▸ Task description:
Give the listing below again in full, exactly as written.

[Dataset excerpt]
** begin **

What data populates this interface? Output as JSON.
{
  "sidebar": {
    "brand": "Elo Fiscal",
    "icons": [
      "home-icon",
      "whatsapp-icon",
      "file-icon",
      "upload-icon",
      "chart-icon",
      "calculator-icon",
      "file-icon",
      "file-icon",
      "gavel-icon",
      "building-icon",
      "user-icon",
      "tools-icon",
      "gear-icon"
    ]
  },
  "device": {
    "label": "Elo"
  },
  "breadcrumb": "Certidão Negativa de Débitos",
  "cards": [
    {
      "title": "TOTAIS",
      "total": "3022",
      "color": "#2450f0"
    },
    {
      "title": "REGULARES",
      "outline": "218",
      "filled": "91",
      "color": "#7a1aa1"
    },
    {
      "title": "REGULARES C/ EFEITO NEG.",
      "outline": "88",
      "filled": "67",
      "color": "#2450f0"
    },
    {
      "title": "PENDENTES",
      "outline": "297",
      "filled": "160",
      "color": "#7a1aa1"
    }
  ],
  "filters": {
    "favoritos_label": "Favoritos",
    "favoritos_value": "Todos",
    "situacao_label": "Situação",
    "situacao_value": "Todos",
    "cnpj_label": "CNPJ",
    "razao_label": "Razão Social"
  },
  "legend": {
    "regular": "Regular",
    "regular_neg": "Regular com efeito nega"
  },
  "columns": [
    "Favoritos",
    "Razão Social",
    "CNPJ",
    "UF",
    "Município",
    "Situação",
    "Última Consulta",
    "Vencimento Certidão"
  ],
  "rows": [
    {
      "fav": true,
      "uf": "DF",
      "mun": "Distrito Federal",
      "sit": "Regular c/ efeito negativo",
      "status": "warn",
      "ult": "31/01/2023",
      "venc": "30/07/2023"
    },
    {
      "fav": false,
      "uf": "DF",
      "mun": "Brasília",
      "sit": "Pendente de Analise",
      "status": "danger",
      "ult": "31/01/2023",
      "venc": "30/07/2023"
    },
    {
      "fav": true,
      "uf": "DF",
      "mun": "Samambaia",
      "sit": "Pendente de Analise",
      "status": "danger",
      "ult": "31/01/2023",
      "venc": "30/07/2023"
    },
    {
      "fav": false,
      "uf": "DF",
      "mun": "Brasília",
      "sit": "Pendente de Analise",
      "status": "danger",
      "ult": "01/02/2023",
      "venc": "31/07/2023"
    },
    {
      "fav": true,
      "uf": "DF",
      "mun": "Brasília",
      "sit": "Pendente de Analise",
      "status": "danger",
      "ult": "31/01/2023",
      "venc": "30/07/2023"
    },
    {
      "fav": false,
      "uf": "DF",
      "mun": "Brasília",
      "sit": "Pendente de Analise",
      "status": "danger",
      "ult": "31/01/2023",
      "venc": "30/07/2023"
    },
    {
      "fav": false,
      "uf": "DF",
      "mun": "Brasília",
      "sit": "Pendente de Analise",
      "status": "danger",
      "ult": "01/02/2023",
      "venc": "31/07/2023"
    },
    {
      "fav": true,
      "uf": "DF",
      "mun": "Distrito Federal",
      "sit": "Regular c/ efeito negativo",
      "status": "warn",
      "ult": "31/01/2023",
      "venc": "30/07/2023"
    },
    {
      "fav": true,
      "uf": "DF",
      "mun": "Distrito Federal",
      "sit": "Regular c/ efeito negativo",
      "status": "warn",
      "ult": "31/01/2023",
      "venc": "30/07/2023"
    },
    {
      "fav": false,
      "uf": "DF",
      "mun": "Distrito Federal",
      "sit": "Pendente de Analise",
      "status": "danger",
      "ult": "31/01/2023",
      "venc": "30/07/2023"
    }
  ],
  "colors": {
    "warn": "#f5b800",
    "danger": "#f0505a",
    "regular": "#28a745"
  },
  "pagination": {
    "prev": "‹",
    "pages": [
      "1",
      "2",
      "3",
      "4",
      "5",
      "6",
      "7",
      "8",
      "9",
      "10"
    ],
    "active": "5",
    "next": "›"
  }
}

** end **

▸ Task solution:
What data populates this interface? Output as JSON.
{
  "sidebar": {
    "brand": "Elo Fiscal",
    "icons": [
      "home-icon",
      "whatsapp-icon",
      "file-icon",
      "upload-icon",
      "chart-icon",
      "calculator-icon",
      "file-icon",
      "file-icon",
      "gavel-icon",
      "building-icon",
      "user-icon",
      "tools-icon",
      "gear-icon"
    ]
  },
  "device": {
    "label": "Elo"
  },
  "breadcrumb": "Certidão Negativa de Débitos",
  "cards": [
    {
      "title": "TOTAIS",
      "total": "3022",
      "color": "#2450f0"
    },
    {
      "title": "REGULARES",
      "outline": "218",
      "filled": "91",
      "color": "#7a1aa1"
    },
    {
      "title": "REGULARES C/ EFEITO NEG.",
      "outline": "88",
      "filled": "67",
      "color": "#2450f0"
    },
    {
      "title": "PENDENTES",
      "outline": "297",
      "filled": "160",
      "color": "#7a1aa1"
    }
  ],
  "filters": {
    "favoritos_label": "Favoritos",
    "favoritos_value": "Todos",
    "situacao_label": "Situação",
    "situacao_value": "Todos",
    "cnpj_label": "CNPJ",
    "razao_label": "Razão Social"
  },
  "legend": {
    "regular": "Regular",
    "regular_neg": "Regular com efeito nega"
  },
  "columns": [
    "Favoritos",
    "Razão Social",
    "CNPJ",
    "UF",
    "Município",
    "Situação",
    "Última Consulta",
    "Vencimento Certidão"
  ],
  "rows": [
    {
      "fav": true,
      "uf": "DF",
      "mun": "Distrito Federal",
      "sit": "Regular c/ efeito negativo",
      "status": "warn",
      "ult": "31/01/2023",
      "venc": "30/07/2023"
    },
    {
      "fav": false,
      "uf": "DF",
      "mun": "Brasília",
      "sit": "Pendente de Analise",
      "status": "danger",
      "ult": "31/01/2023",
      "venc": "30/07/2023"
    },
    {
      "fav": true,
      "uf": "DF",
      "mun": "Samambaia",
      "sit": "Pendente de Analise",
      "status": "danger",
      "ult": "31/01/2023",
      "venc": "30/07/2023"
    },
    {
      "fav": false,
      "uf": "DF",
      "mun": "Brasília",
      "sit": "Pendente de Analise",
      "status": "danger",
      "ult": "01/02/2023",
      "venc": "31/07/2023"
    },
    {
      "fav": true,
      "uf": "DF",
      "mun": "Brasília",
      "sit": "Pendente de Analise",
      "status": "danger",
      "ult": "31/01/2023",
      "venc": "30/07/2023"
    },
    {
      "fav": false,
      "uf": "DF",
      "mun": "Brasília",
      "sit": "Pendente de Analise",
      "status": "danger",
      "ult": "31/01/2023",
      "venc": "30/07/2023"
    },
    {
      "fav": false,
      "uf": "DF",
      "mun": "Brasília",
      "sit": "Pendente de Analise",
      "status": "danger",
      "ult": "01/02/2023",
      "venc": "31/07/2023"
    },
    {
      "fav": true,
      "uf": "DF",
      "mun": "Distrito Federal",
      "sit": "Regular c/ efeito negativo",
      "status": "warn",
      "ult": "31/01/2023",
      "venc": "30/07/2023"
    },
    {
      "fav": true,
      "uf": "DF",
      "mun": "Distrito Federal",
      "sit": "Regular c/ efeito negativo",
      "status": "warn",
      "ult": "31/01/2023",
      "venc": "30/07/2023"
    },
    {
      "fav": false,
      "uf": "DF",
      "mun": "Distrito Federal",
      "sit": "Pendente de Analise",
      "status": "danger",
      "ult": "31/01/2023",
      "venc": "30/07/2023"
    }
  ],
  "colors": {
    "warn": "#f5b800",
    "danger": "#f0505a",
    "regular": "#28a745"
  },
  "pagination": {
    "prev": "‹",
    "pages": [
      "1",
      "2",
      "3",
      "4",
      "5",
      "6",
      "7",
      "8",
      "9",
      "10"
    ],
    "active": "5",
    "next": "›"
  }
}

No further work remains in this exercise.